● **Items from a dataset**
■ ■ ■ ■ ■

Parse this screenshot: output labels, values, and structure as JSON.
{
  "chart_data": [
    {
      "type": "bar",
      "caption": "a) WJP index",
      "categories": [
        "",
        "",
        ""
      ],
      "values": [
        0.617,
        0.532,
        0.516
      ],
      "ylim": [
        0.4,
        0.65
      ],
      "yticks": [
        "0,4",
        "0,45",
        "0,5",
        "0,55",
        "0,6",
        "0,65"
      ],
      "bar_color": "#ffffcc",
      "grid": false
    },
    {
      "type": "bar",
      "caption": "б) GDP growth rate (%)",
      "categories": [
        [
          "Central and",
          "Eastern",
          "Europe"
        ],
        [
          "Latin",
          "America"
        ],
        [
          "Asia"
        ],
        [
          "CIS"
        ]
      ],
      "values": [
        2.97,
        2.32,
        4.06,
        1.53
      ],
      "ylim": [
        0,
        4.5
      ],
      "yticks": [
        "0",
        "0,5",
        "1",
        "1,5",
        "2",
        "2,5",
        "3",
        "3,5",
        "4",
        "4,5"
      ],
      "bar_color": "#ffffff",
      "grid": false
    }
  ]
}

■ ■ ■ ■ ■

● **Aim of the exercise**
Every record above must be duplicated exactly.

● **Correct response**
Parse this screenshot: output labels, values, and structure as JSON.
{
  "chart_data": [
    {
      "type": "bar",
      "caption": "a) WJP index",
      "categories": [
        "",
        "",
        ""
      ],
      "values": [
        0.617,
        0.532,
        0.516
      ],
      "ylim": [
        0.4,
        0.65
      ],
      "yticks": [
        "0,4",
        "0,45",
        "0,5",
        "0,55",
        "0,6",
        "0,65"
      ],
      "bar_color": "#ffffcc",
      "grid": false
    },
    {
      "type": "bar",
      "caption": "б) GDP growth rate (%)",
      "categories": [
        [
          "Central and",
          "Eastern",
          "Europe"
        ],
        [
          "Latin",
          "America"
        ],
        [
          "Asia"
        ],
        [
          "CIS"
        ]
      ],
      "values": [
        2.97,
        2.32,
        4.06,
        1.53
      ],
      "ylim": [
        0,
        4.5
      ],
      "yticks": [
        "0",
        "0,5",
        "1",
        "1,5",
        "2",
        "2,5",
        "3",
        "3,5",
        "4",
        "4,5"
      ],
      "bar_color": "#ffffff",
      "grid": false
    }
  ]
}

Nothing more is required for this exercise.